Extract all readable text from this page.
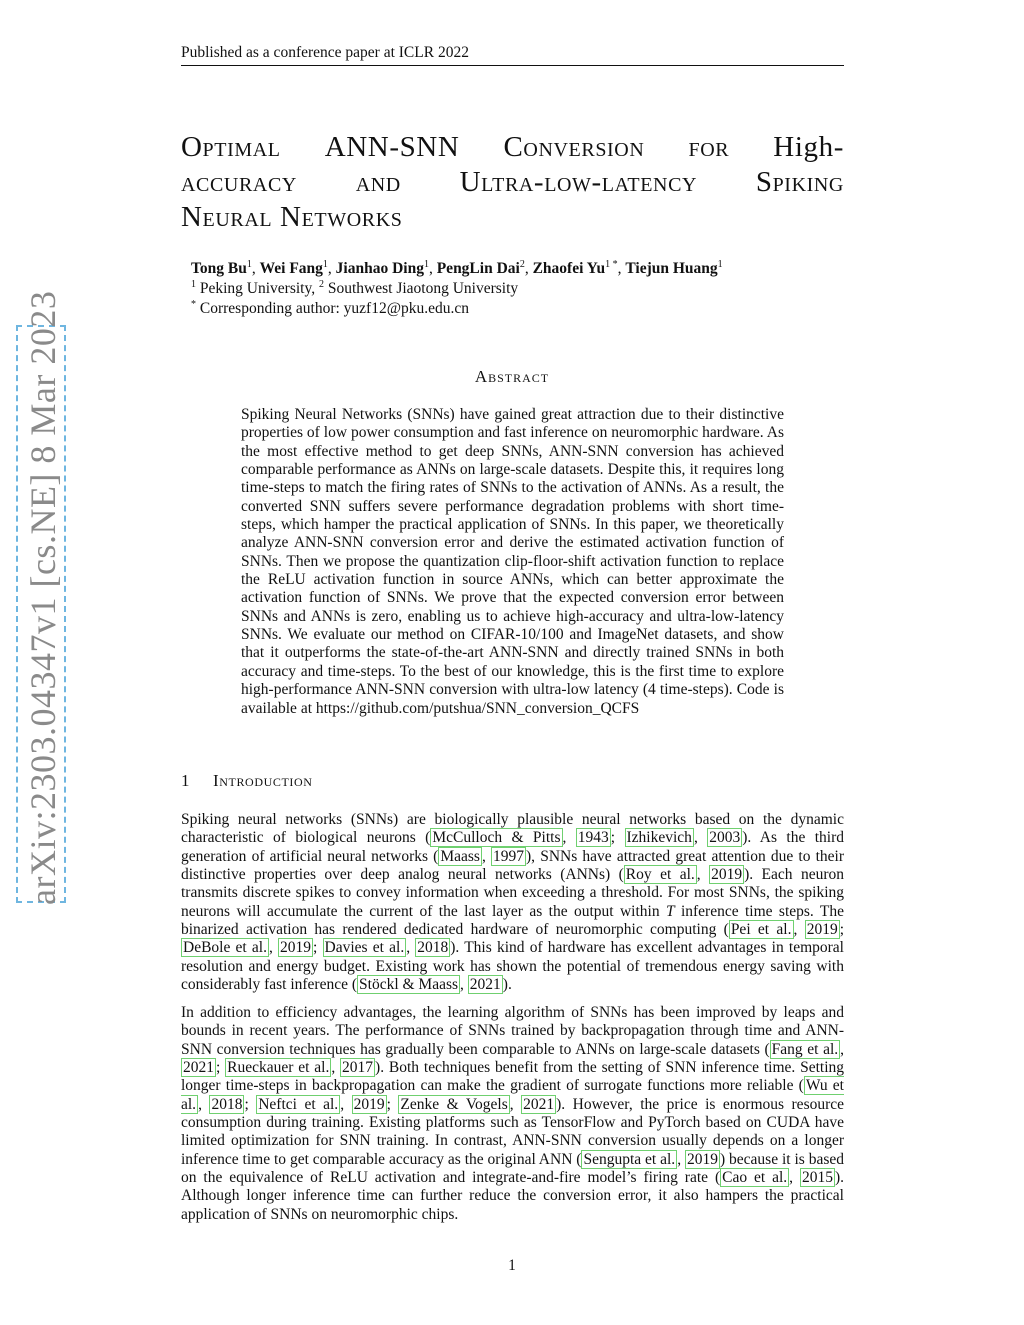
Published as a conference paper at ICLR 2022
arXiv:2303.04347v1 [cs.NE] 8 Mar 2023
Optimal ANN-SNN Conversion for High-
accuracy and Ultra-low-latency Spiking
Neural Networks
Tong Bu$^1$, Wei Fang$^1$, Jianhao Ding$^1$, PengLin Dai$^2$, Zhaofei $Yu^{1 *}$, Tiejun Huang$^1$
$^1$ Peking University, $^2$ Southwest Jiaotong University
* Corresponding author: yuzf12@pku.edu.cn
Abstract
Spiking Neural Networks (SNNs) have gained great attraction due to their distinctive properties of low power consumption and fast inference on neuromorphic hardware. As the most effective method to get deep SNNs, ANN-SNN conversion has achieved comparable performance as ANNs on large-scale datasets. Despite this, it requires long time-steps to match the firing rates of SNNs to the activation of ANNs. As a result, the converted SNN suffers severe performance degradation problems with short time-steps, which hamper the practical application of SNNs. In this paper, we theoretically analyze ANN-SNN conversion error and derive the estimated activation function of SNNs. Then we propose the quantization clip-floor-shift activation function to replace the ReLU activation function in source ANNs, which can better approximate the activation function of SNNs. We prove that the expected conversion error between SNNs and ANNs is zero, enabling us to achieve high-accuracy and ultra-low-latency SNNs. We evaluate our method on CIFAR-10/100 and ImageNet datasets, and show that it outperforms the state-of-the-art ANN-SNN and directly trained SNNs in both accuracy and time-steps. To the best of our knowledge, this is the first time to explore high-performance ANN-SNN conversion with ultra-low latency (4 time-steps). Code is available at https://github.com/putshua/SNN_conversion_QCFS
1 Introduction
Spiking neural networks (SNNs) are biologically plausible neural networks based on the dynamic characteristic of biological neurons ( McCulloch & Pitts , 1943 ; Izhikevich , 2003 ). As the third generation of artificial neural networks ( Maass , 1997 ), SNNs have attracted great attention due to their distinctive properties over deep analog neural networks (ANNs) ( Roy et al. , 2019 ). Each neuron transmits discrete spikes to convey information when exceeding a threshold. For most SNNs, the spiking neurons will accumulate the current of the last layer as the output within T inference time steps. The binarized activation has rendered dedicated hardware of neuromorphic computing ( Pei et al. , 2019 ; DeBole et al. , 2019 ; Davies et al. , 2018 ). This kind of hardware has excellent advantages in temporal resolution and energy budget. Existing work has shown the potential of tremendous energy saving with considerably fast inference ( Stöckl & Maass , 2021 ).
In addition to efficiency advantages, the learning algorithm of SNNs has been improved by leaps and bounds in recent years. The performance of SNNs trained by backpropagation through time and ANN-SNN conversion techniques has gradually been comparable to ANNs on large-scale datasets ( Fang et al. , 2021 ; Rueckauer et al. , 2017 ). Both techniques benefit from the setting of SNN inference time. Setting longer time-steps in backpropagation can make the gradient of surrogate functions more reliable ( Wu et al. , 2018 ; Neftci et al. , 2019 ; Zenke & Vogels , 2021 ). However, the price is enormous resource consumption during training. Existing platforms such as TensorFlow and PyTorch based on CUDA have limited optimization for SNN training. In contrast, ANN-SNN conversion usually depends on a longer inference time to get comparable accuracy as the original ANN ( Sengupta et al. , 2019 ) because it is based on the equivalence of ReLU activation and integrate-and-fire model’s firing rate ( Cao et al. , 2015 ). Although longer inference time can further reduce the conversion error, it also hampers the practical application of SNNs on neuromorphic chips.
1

...

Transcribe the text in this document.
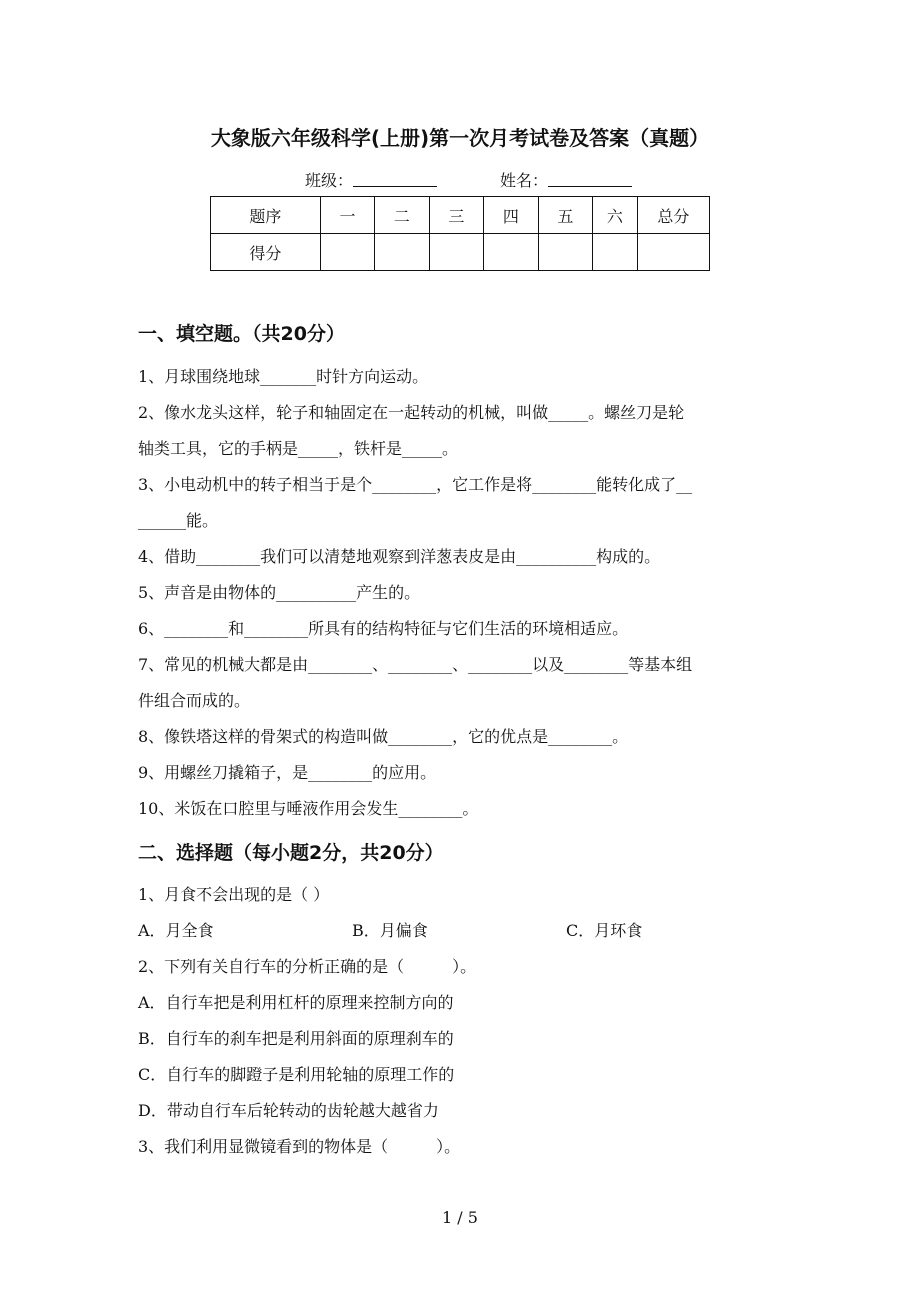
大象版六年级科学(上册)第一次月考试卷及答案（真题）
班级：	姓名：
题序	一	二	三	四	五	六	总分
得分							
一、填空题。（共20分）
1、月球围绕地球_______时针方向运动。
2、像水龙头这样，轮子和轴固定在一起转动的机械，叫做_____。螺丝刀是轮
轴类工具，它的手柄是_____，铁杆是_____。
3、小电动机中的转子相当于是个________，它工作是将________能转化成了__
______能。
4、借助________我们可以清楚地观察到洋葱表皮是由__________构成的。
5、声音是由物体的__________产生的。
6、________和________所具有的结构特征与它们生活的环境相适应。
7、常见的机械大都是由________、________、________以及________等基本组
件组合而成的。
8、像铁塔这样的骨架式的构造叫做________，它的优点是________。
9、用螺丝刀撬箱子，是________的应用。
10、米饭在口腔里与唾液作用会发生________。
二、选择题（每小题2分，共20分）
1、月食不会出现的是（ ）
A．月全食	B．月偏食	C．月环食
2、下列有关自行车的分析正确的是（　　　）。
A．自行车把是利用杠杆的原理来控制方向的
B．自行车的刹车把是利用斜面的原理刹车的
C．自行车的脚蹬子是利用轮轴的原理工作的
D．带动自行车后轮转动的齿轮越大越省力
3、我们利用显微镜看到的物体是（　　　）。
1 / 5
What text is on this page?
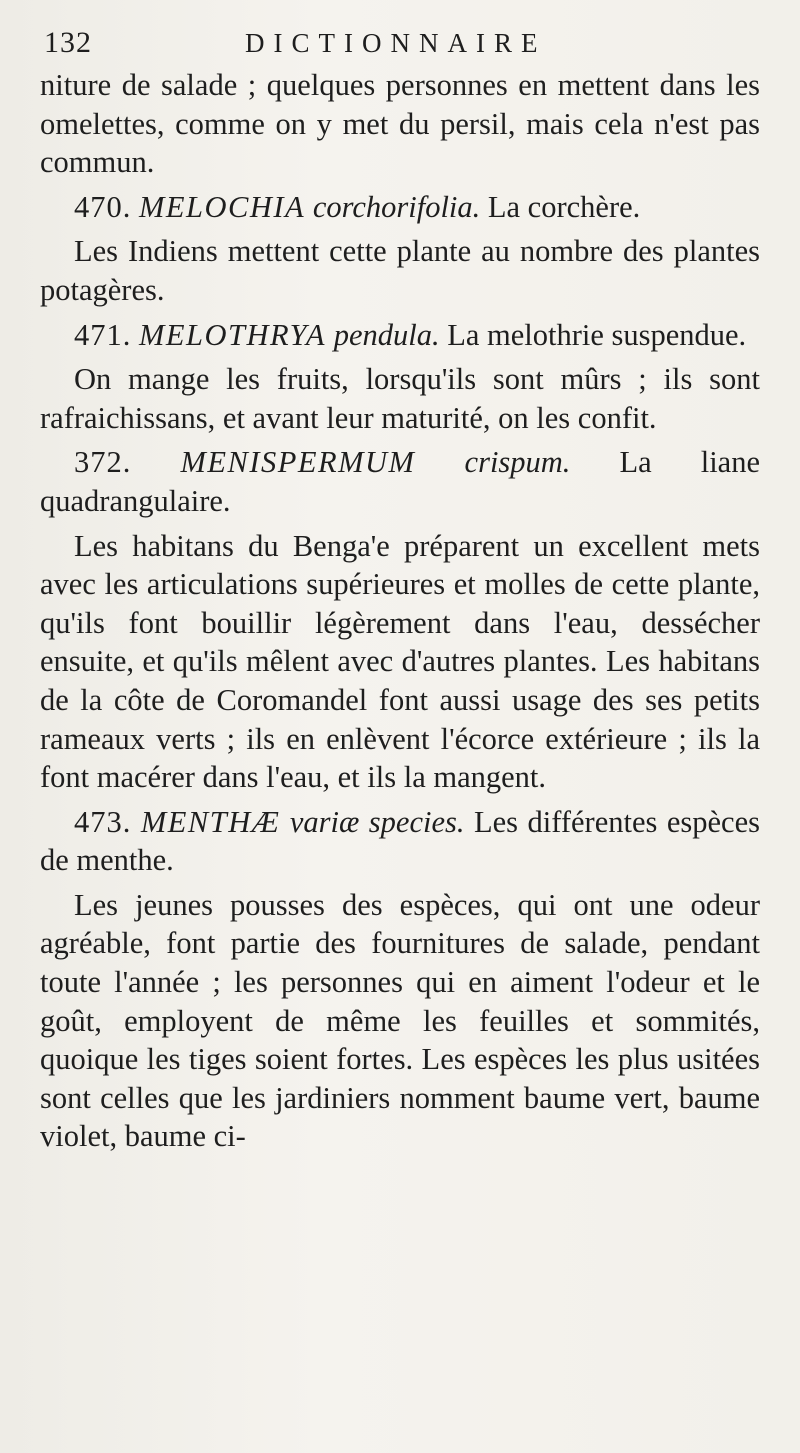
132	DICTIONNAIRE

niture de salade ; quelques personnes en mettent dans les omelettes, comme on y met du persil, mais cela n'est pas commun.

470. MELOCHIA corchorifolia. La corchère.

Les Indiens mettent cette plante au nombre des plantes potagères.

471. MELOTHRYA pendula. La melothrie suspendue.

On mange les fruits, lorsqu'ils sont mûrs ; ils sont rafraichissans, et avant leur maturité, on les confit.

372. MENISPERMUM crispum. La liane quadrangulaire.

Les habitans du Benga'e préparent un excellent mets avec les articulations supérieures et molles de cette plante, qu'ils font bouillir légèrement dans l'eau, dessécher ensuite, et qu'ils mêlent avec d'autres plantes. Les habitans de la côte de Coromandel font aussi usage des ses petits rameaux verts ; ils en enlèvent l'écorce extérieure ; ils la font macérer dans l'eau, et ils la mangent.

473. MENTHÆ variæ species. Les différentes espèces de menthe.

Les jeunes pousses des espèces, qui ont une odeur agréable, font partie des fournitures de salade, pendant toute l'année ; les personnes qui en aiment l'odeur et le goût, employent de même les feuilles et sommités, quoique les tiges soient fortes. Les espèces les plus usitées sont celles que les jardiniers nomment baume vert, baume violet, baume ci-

Your goal: Show every line in the records above that contains the word "personnes".

Output of the exercise:
niture de salade ; quelques personnes en mettent dans les omelettes, comme on y met du persil, mais cela n'est pas commun.
Les jeunes pousses des espèces, qui ont une odeur agréable, font partie des fournitures de salade, pendant toute l'année ; les personnes qui en aiment l'odeur et le goût, employent de même les feuilles et sommités, quoique les tiges soient fortes. Les espèces les plus usitées sont celles que les jardiniers nomment baume vert, baume violet, baume ci-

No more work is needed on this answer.